- **What you have to do**
Read the material below and count the lines holding the string "reglerar". Give that count with nothing added.

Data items
* Begin *

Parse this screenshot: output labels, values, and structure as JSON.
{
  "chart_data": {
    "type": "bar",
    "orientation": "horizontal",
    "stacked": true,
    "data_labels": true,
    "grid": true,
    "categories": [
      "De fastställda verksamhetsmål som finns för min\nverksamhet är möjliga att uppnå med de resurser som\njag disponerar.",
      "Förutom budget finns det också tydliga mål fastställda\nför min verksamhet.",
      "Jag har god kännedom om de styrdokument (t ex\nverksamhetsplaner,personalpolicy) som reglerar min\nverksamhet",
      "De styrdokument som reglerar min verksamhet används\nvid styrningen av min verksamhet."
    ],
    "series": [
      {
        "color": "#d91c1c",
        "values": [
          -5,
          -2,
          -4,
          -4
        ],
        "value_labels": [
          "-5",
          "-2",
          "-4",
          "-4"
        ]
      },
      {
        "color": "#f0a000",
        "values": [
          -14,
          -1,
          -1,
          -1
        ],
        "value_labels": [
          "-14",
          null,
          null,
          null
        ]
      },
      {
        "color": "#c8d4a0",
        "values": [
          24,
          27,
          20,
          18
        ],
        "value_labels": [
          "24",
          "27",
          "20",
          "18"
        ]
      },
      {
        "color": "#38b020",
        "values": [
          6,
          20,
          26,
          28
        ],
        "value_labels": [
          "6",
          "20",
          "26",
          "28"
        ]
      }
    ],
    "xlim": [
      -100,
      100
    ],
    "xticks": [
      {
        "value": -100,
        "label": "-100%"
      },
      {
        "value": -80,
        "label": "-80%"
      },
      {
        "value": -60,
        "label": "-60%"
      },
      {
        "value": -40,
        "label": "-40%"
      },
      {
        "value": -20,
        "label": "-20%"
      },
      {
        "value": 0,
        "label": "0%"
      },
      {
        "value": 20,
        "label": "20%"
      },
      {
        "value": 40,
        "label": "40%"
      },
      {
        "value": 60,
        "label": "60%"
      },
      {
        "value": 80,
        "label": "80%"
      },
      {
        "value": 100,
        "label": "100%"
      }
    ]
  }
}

* End *

- **Solved exercise**
2